* start *

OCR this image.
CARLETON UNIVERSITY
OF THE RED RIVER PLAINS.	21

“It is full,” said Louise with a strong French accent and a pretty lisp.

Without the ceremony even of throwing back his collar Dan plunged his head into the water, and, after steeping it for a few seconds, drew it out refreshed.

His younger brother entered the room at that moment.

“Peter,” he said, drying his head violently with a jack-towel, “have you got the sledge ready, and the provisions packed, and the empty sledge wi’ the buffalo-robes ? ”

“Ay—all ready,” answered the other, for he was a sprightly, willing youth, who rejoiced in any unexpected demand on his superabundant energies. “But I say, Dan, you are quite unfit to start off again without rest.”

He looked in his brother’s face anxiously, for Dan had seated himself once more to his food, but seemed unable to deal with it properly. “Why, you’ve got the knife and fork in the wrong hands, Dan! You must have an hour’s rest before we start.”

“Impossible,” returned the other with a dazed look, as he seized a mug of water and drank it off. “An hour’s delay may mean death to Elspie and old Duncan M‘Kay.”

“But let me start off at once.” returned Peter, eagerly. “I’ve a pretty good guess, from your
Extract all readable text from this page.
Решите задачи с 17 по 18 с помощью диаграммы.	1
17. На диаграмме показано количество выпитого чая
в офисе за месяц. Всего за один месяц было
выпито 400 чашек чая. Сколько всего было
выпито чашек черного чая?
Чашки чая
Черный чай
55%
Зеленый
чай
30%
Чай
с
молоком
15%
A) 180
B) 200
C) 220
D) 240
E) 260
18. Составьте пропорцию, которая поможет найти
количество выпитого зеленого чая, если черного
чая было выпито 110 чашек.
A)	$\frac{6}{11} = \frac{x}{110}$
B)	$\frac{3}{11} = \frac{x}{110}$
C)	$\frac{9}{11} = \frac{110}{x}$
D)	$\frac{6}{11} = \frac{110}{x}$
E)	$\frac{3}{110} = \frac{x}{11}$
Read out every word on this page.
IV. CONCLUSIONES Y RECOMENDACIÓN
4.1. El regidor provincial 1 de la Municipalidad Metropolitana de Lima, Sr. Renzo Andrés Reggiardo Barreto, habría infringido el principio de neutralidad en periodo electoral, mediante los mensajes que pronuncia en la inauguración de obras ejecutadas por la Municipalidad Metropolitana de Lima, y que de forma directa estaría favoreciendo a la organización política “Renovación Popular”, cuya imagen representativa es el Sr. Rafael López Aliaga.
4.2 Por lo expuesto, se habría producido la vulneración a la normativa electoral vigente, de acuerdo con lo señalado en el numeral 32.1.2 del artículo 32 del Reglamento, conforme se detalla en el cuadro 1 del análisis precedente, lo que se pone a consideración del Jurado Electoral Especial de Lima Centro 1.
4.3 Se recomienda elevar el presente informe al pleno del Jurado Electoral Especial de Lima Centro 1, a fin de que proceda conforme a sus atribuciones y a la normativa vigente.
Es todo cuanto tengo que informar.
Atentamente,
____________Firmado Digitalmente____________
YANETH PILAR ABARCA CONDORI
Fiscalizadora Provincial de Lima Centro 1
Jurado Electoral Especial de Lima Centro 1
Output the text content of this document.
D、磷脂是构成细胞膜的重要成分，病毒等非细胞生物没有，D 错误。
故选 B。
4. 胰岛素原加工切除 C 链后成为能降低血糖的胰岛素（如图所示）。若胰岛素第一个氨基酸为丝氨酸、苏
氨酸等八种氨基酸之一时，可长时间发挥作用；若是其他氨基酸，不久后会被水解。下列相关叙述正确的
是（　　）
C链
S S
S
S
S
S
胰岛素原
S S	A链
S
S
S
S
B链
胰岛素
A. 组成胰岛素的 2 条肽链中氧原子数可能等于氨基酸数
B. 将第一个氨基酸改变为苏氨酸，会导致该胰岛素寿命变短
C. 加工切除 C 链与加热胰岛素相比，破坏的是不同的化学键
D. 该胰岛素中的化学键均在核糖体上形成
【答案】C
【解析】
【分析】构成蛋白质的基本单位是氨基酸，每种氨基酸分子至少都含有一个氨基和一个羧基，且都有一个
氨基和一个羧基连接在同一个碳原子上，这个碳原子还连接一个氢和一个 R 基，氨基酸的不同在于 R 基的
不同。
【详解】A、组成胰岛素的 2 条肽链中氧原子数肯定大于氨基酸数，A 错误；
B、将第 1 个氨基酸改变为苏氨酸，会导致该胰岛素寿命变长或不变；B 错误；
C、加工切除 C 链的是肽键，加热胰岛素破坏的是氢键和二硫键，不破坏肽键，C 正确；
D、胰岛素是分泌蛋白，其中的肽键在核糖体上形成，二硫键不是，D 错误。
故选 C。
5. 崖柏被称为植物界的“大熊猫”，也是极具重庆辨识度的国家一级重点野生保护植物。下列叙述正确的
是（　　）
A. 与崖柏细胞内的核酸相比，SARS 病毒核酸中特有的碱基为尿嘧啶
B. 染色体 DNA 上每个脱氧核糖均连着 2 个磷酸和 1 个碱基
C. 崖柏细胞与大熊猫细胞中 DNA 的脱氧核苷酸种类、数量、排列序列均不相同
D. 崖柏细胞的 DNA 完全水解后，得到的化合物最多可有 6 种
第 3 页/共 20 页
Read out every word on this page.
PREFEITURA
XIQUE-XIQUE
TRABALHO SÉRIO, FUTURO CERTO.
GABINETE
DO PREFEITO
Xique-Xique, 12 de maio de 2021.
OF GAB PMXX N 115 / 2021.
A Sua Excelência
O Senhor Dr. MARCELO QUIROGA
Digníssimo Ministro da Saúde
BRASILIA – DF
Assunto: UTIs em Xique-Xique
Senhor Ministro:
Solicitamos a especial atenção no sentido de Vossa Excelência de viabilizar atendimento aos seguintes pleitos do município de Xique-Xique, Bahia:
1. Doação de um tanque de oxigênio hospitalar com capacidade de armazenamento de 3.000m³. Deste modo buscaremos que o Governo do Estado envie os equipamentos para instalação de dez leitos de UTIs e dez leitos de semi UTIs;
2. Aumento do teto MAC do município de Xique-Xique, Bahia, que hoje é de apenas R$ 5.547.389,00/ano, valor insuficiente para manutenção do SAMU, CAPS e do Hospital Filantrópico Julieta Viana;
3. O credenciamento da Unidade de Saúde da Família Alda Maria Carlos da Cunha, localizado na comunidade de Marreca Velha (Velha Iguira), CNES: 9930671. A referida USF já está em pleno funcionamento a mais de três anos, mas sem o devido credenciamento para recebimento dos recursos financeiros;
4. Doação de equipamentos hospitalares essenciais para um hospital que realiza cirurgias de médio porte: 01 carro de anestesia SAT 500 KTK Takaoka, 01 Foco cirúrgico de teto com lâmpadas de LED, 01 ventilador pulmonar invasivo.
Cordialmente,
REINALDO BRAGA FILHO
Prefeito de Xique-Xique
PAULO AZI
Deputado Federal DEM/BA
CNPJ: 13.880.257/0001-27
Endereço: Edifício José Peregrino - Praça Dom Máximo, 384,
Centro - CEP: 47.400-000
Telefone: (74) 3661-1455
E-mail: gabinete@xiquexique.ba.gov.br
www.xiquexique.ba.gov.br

* end *

● **Problem details**
Give the complete listing a second time, exactly as it reads.

● **Correct result**
OCR this image.
CARLETON UNIVERSITY
OF THE RED RIVER PLAINS.	21

“It is full,” said Louise with a strong French accent and a pretty lisp.

Without the ceremony even of throwing back his collar Dan plunged his head into the water, and, after steeping it for a few seconds, drew it out refreshed.

His younger brother entered the room at that moment.

“Peter,” he said, drying his head violently with a jack-towel, “have you got the sledge ready, and the provisions packed, and the empty sledge wi’ the buffalo-robes ? ”

“Ay—all ready,” answered the other, for he was a sprightly, willing youth, who rejoiced in any unexpected demand on his superabundant energies. “But I say, Dan, you are quite unfit to start off again without rest.”

He looked in his brother’s face anxiously, for Dan had seated himself once more to his food, but seemed unable to deal with it properly. “Why, you’ve got the knife and fork in the wrong hands, Dan! You must have an hour’s rest before we start.”

“Impossible,” returned the other with a dazed look, as he seized a mug of water and drank it off. “An hour’s delay may mean death to Elspie and old Duncan M‘Kay.”

“But let me start off at once.” returned Peter, eagerly. “I’ve a pretty good guess, from your
Extract all readable text from this page.
Решите задачи с 17 по 18 с помощью диаграммы.	1
17. На диаграмме показано количество выпитого чая
в офисе за месяц. Всего за один месяц было
выпито 400 чашек чая. Сколько всего было
выпито чашек черного чая?
Чашки чая
Черный чай
55%
Зеленый
чай
30%
Чай
с
молоком
15%
A) 180
B) 200
C) 220
D) 240
E) 260
18. Составьте пропорцию, которая поможет найти
количество выпитого зеленого чая, если черного
чая было выпито 110 чашек.
A)	$\frac{6}{11} = \frac{x}{110}$
B)	$\frac{3}{11} = \frac{x}{110}$
C)	$\frac{9}{11} = \frac{110}{x}$
D)	$\frac{6}{11} = \frac{110}{x}$
E)	$\frac{3}{110} = \frac{x}{11}$
Read out every word on this page.
IV. CONCLUSIONES Y RECOMENDACIÓN
4.1. El regidor provincial 1 de la Municipalidad Metropolitana de Lima, Sr. Renzo Andrés Reggiardo Barreto, habría infringido el principio de neutralidad en periodo electoral, mediante los mensajes que pronuncia en la inauguración de obras ejecutadas por la Municipalidad Metropolitana de Lima, y que de forma directa estaría favoreciendo a la organización política “Renovación Popular”, cuya imagen representativa es el Sr. Rafael López Aliaga.
4.2 Por lo expuesto, se habría producido la vulneración a la normativa electoral vigente, de acuerdo con lo señalado en el numeral 32.1.2 del artículo 32 del Reglamento, conforme se detalla en el cuadro 1 del análisis precedente, lo que se pone a consideración del Jurado Electoral Especial de Lima Centro 1.
4.3 Se recomienda elevar el presente informe al pleno del Jurado Electoral Especial de Lima Centro 1, a fin de que proceda conforme a sus atribuciones y a la normativa vigente.
Es todo cuanto tengo que informar.
Atentamente,
____________Firmado Digitalmente____________
YANETH PILAR ABARCA CONDORI
Fiscalizadora Provincial de Lima Centro 1
Jurado Electoral Especial de Lima Centro 1
Output the text content of this document.
D、磷脂是构成细胞膜的重要成分，病毒等非细胞生物没有，D 错误。
故选 B。
4. 胰岛素原加工切除 C 链后成为能降低血糖的胰岛素（如图所示）。若胰岛素第一个氨基酸为丝氨酸、苏
氨酸等八种氨基酸之一时，可长时间发挥作用；若是其他氨基酸，不久后会被水解。下列相关叙述正确的
是（　　）
C链
S S
S
S
S
S
胰岛素原
S S	A链
S
S
S
S
B链
胰岛素
A. 组成胰岛素的 2 条肽链中氧原子数可能等于氨基酸数
B. 将第一个氨基酸改变为苏氨酸，会导致该胰岛素寿命变短
C. 加工切除 C 链与加热胰岛素相比，破坏的是不同的化学键
D. 该胰岛素中的化学键均在核糖体上形成
【答案】C
【解析】
【分析】构成蛋白质的基本单位是氨基酸，每种氨基酸分子至少都含有一个氨基和一个羧基，且都有一个
氨基和一个羧基连接在同一个碳原子上，这个碳原子还连接一个氢和一个 R 基，氨基酸的不同在于 R 基的
不同。
【详解】A、组成胰岛素的 2 条肽链中氧原子数肯定大于氨基酸数，A 错误；
B、将第 1 个氨基酸改变为苏氨酸，会导致该胰岛素寿命变长或不变；B 错误；
C、加工切除 C 链的是肽键，加热胰岛素破坏的是氢键和二硫键，不破坏肽键，C 正确；
D、胰岛素是分泌蛋白，其中的肽键在核糖体上形成，二硫键不是，D 错误。
故选 C。
5. 崖柏被称为植物界的“大熊猫”，也是极具重庆辨识度的国家一级重点野生保护植物。下列叙述正确的
是（　　）
A. 与崖柏细胞内的核酸相比，SARS 病毒核酸中特有的碱基为尿嘧啶
B. 染色体 DNA 上每个脱氧核糖均连着 2 个磷酸和 1 个碱基
C. 崖柏细胞与大熊猫细胞中 DNA 的脱氧核苷酸种类、数量、排列序列均不相同
D. 崖柏细胞的 DNA 完全水解后，得到的化合物最多可有 6 种
第 3 页/共 20 页
Read out every word on this page.
PREFEITURA
XIQUE-XIQUE
TRABALHO SÉRIO, FUTURO CERTO.
GABINETE
DO PREFEITO
Xique-Xique, 12 de maio de 2021.
OF GAB PMXX N 115 / 2021.
A Sua Excelência
O Senhor Dr. MARCELO QUIROGA
Digníssimo Ministro da Saúde
BRASILIA – DF
Assunto: UTIs em Xique-Xique
Senhor Ministro:
Solicitamos a especial atenção no sentido de Vossa Excelência de viabilizar atendimento aos seguintes pleitos do município de Xique-Xique, Bahia:
1. Doação de um tanque de oxigênio hospitalar com capacidade de armazenamento de 3.000m³. Deste modo buscaremos que o Governo do Estado envie os equipamentos para instalação de dez leitos de UTIs e dez leitos de semi UTIs;
2. Aumento do teto MAC do município de Xique-Xique, Bahia, que hoje é de apenas R$ 5.547.389,00/ano, valor insuficiente para manutenção do SAMU, CAPS e do Hospital Filantrópico Julieta Viana;
3. O credenciamento da Unidade de Saúde da Família Alda Maria Carlos da Cunha, localizado na comunidade de Marreca Velha (Velha Iguira), CNES: 9930671. A referida USF já está em pleno funcionamento a mais de três anos, mas sem o devido credenciamento para recebimento dos recursos financeiros;
4. Doação de equipamentos hospitalares essenciais para um hospital que realiza cirurgias de médio porte: 01 carro de anestesia SAT 500 KTK Takaoka, 01 Foco cirúrgico de teto com lâmpadas de LED, 01 ventilador pulmonar invasivo.
Cordialmente,
REINALDO BRAGA FILHO
Prefeito de Xique-Xique
PAULO AZI
Deputado Federal DEM/BA
CNPJ: 13.880.257/0001-27
Endereço: Edifício José Peregrino - Praça Dom Máximo, 384,
Centro - CEP: 47.400-000
Telefone: (74) 3661-1455
E-mail: gabinete@xiquexique.ba.gov.br
www.xiquexique.ba.gov.br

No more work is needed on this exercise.